Work to do – Quote each line exactly, from the line that contains "Read all visible content and emit it as JSON." down to the last line of the listing, and no other lines.

Data to use –
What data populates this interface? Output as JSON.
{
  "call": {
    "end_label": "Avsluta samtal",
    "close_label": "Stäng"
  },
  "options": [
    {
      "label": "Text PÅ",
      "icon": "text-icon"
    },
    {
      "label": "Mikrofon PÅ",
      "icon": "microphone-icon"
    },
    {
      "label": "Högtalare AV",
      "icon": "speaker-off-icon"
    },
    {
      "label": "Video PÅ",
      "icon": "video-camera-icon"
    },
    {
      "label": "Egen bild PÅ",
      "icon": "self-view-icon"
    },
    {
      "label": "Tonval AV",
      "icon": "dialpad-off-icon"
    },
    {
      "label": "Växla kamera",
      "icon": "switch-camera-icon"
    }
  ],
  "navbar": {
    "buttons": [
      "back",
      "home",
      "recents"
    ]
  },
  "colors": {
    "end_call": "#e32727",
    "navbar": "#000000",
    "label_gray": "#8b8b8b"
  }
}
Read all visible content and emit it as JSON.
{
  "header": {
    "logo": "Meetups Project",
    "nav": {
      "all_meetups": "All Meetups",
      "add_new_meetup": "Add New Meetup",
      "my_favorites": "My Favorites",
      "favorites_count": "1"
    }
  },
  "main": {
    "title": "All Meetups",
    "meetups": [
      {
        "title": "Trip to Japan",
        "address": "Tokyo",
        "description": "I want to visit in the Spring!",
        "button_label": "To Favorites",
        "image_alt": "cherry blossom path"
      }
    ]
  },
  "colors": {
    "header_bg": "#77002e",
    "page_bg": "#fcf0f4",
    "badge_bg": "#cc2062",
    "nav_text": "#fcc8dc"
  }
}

Answer to this problem –
Read all visible content and emit it as JSON.
{
  "header": {
    "logo": "Meetups Project",
    "nav": {
      "all_meetups": "All Meetups",
      "add_new_meetup": "Add New Meetup",
      "my_favorites": "My Favorites",
      "favorites_count": "1"
    }
  },
  "main": {
    "title": "All Meetups",
    "meetups": [
      {
        "title": "Trip to Japan",
        "address": "Tokyo",
        "description": "I want to visit in the Spring!",
        "button_label": "To Favorites",
        "image_alt": "cherry blossom path"
      }
    ]
  },
  "colors": {
    "header_bg": "#77002e",
    "page_bg": "#fcf0f4",
    "badge_bg": "#cc2062",
    "nav_text": "#fcc8dc"
  }
}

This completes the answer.